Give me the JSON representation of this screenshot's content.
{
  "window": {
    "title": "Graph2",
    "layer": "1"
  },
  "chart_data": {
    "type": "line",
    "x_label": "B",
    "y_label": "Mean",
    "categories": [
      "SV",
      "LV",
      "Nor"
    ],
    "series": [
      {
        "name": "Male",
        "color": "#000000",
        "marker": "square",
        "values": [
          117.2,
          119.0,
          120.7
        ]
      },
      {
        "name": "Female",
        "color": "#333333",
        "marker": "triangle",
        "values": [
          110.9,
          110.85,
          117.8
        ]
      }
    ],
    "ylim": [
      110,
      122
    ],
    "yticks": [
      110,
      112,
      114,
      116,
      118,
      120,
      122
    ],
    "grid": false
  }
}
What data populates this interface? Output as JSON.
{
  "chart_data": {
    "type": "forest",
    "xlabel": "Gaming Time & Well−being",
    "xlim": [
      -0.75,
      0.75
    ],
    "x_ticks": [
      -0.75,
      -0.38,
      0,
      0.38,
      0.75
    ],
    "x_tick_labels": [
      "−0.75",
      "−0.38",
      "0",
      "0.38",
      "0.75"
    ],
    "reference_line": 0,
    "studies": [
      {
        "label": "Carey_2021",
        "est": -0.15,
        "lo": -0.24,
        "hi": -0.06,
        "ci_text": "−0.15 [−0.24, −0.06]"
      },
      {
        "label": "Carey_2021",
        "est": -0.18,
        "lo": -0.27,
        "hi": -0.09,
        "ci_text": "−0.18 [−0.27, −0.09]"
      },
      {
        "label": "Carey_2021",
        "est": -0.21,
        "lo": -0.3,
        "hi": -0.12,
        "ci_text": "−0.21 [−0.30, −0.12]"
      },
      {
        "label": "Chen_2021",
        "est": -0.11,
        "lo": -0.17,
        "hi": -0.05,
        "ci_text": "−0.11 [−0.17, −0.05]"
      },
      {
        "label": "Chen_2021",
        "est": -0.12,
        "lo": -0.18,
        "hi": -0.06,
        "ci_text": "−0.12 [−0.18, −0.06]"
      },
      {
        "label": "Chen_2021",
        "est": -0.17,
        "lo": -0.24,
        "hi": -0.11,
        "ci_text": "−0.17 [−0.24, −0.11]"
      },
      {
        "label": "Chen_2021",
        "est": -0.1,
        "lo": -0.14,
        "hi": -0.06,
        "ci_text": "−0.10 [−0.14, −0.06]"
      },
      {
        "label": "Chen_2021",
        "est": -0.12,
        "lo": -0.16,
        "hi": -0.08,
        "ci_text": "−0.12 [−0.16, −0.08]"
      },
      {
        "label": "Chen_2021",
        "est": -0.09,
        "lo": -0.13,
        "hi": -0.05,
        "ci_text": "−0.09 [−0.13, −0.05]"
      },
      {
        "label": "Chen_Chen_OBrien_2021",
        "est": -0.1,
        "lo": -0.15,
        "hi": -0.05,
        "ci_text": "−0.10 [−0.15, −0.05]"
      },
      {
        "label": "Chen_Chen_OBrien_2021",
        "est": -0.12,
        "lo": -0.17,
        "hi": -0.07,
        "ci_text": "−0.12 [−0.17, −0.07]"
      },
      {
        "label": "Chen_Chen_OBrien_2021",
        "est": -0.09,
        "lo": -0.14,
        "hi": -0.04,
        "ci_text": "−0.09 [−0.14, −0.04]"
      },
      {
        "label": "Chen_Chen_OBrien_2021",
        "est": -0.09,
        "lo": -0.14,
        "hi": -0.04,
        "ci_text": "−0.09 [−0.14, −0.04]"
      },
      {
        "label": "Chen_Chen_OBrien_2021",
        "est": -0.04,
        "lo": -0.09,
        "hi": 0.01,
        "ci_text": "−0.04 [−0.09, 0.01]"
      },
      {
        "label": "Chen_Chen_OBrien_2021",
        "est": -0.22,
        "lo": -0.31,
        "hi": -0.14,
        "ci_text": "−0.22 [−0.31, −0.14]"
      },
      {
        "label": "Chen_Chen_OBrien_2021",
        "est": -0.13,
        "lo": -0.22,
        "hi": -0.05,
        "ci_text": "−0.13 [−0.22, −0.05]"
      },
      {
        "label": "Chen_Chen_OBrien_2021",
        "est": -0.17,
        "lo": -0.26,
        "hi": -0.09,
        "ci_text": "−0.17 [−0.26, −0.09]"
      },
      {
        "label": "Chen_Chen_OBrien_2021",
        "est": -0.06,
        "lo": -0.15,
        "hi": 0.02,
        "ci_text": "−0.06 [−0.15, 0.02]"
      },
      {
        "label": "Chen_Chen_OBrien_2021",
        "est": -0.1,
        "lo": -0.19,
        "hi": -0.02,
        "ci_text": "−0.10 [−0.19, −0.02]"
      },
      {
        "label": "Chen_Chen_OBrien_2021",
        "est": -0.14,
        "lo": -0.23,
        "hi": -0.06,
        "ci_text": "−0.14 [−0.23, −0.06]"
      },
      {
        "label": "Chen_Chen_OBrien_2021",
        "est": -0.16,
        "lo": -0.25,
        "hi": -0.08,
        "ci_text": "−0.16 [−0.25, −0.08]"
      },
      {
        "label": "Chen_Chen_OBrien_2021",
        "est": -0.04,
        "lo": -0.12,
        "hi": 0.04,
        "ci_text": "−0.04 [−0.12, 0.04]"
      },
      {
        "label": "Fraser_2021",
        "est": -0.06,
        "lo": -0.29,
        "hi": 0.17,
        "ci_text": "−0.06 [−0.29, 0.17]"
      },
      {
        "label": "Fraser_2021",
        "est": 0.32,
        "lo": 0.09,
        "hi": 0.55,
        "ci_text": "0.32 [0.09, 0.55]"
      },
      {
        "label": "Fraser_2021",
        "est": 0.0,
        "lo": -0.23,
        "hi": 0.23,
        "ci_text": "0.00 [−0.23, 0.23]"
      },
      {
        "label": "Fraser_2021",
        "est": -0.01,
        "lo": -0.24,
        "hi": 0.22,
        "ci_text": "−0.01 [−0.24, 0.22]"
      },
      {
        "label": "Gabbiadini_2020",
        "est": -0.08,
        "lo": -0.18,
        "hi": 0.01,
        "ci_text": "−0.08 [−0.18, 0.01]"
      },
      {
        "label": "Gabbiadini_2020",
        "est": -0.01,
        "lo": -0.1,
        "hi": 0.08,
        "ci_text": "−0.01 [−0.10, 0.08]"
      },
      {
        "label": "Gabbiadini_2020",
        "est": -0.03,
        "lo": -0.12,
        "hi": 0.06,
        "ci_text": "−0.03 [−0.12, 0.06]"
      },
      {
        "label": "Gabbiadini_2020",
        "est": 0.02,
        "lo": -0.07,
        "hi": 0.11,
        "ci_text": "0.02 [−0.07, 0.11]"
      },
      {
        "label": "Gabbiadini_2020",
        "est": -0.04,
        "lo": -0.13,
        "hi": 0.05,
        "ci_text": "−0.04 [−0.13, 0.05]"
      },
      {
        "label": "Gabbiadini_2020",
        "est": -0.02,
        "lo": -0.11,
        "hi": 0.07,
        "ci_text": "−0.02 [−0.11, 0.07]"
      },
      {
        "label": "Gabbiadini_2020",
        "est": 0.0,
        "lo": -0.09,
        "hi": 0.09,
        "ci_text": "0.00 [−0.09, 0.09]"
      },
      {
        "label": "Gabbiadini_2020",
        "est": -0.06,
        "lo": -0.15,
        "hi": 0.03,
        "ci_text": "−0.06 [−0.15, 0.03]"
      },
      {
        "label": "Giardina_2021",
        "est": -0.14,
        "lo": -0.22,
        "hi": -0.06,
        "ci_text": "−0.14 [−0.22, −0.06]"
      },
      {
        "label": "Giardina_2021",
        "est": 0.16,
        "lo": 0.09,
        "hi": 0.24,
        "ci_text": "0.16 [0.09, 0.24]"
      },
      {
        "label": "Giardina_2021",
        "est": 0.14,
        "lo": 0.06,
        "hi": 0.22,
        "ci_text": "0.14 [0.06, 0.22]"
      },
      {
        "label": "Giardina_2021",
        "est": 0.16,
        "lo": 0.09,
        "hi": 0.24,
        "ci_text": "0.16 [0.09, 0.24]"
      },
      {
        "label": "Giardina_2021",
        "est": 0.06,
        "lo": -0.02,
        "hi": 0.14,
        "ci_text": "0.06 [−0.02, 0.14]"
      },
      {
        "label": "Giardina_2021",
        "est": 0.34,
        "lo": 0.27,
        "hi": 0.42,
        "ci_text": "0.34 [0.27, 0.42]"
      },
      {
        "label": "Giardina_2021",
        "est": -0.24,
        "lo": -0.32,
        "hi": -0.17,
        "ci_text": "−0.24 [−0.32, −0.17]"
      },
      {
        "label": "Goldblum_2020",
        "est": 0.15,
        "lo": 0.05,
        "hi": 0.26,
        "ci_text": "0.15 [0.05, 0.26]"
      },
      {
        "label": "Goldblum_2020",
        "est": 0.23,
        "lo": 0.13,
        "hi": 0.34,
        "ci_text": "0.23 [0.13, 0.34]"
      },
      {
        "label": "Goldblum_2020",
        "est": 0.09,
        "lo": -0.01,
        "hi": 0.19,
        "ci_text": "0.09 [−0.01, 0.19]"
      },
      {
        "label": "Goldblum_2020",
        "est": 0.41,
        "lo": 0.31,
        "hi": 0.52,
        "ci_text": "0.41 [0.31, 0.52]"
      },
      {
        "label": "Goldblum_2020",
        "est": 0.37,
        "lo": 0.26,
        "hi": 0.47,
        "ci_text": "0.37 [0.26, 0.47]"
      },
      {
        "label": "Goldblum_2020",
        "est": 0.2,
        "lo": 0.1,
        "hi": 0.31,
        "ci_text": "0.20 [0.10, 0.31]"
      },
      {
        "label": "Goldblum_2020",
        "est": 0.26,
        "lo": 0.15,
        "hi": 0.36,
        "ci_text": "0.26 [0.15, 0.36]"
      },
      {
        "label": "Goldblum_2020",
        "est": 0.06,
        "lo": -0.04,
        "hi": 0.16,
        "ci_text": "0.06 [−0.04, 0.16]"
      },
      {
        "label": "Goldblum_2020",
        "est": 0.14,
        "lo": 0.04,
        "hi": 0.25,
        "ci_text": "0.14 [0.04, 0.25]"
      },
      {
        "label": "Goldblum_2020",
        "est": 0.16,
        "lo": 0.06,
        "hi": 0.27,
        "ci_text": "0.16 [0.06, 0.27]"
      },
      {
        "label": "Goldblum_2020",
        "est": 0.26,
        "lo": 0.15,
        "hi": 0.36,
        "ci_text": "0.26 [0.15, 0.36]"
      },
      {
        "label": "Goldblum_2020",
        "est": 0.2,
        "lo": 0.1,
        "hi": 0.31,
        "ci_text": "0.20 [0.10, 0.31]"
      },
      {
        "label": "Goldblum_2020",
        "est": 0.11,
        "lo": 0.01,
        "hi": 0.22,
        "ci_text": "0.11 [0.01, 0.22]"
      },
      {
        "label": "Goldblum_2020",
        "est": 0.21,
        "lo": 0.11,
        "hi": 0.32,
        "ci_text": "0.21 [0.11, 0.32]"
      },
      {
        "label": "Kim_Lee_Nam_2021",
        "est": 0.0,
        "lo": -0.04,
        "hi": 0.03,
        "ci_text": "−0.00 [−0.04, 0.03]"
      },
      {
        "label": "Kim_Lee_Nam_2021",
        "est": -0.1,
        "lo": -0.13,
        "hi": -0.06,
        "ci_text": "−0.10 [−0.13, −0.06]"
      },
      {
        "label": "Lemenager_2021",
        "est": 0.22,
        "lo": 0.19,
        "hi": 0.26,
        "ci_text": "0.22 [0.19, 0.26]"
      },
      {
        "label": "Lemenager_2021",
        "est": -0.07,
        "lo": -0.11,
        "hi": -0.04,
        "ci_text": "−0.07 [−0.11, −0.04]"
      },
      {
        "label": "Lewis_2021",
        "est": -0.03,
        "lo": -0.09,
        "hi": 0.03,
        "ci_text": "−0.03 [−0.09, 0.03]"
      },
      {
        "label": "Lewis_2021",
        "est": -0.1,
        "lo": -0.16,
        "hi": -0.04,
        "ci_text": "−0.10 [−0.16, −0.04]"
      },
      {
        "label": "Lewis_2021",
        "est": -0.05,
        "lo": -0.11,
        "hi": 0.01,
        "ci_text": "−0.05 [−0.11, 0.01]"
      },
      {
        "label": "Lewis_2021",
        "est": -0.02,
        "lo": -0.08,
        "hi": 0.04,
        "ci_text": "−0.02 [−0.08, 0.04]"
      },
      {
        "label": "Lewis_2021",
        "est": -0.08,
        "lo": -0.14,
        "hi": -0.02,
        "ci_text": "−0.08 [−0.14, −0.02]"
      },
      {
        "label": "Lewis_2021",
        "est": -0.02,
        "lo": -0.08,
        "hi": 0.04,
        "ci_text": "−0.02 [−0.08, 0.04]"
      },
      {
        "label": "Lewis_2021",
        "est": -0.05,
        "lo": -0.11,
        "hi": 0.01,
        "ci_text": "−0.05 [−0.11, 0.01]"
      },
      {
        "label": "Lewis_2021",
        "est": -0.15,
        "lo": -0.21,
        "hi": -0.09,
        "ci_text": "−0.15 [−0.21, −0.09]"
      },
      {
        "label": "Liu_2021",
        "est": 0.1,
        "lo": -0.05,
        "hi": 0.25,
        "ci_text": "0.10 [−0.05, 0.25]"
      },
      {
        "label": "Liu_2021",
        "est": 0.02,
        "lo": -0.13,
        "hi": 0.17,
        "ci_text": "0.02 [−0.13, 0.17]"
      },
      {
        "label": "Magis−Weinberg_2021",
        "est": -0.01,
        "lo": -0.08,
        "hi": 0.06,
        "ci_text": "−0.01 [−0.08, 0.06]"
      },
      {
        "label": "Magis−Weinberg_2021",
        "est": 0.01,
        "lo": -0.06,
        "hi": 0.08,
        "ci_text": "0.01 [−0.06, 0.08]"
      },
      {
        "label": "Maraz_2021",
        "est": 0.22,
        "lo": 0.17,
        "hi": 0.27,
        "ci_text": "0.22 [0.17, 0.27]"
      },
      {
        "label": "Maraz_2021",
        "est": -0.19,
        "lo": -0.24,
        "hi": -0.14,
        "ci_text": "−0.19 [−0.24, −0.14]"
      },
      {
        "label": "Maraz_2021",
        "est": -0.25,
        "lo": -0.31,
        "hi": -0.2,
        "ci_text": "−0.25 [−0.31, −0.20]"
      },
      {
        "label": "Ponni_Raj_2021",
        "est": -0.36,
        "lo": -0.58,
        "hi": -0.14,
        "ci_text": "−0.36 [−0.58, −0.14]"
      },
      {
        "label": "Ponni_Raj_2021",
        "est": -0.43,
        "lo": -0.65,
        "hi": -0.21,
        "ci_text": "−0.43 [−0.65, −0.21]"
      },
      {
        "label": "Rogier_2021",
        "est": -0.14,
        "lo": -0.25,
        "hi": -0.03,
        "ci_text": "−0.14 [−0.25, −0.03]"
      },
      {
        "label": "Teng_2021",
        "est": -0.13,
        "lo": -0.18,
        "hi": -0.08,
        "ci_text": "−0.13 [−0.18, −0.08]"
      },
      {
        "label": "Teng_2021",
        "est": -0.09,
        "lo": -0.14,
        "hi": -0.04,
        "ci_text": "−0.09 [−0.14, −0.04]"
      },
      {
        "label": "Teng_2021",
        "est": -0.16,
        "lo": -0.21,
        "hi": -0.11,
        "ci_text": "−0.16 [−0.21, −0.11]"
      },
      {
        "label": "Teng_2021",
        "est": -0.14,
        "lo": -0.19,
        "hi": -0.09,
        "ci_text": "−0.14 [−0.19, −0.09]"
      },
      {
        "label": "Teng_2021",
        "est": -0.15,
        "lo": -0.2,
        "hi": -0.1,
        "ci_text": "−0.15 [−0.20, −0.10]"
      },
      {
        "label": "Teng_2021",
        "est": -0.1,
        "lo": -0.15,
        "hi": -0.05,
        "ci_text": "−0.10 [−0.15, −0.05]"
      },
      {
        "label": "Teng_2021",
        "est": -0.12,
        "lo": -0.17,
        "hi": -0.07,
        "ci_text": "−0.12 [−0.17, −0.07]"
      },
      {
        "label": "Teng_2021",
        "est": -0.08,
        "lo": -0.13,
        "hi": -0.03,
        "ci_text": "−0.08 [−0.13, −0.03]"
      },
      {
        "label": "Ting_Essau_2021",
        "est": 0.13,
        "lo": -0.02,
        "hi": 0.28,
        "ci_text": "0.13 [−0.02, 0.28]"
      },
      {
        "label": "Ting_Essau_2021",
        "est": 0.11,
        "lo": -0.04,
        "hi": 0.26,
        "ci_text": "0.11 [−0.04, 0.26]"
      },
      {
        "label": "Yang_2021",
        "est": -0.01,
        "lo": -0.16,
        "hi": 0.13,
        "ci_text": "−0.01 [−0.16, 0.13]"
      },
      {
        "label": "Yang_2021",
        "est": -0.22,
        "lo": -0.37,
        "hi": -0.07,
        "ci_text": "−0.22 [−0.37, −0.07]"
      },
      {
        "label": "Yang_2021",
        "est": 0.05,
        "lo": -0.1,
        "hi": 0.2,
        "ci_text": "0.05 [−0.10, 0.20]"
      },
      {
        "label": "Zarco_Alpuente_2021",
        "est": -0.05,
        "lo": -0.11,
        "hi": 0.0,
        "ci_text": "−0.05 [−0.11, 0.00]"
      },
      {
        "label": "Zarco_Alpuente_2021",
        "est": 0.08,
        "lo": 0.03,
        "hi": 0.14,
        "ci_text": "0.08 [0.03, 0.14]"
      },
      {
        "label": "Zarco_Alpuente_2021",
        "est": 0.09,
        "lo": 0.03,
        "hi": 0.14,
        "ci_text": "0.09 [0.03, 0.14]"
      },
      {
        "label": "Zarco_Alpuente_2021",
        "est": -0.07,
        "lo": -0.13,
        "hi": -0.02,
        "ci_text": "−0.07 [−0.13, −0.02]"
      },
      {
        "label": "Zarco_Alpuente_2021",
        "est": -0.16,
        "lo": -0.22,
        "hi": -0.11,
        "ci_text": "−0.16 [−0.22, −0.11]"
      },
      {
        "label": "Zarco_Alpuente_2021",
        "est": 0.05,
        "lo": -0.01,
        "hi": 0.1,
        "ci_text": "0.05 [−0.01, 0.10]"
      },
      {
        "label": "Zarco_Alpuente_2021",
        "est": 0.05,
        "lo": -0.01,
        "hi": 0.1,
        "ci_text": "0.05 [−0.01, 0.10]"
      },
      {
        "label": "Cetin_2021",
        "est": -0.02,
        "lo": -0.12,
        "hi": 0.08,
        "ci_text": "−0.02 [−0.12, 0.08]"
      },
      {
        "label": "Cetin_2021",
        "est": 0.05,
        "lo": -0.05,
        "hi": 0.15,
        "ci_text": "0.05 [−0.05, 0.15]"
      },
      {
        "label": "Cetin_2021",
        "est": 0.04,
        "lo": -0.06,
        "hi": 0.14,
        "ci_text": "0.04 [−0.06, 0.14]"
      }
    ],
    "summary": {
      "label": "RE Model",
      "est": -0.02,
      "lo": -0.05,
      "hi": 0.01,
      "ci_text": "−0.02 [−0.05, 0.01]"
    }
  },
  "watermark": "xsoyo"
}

--

* Short exercise
Say, as a number only, how many lines of the data contain "JSON".

* Solution to the exercise
2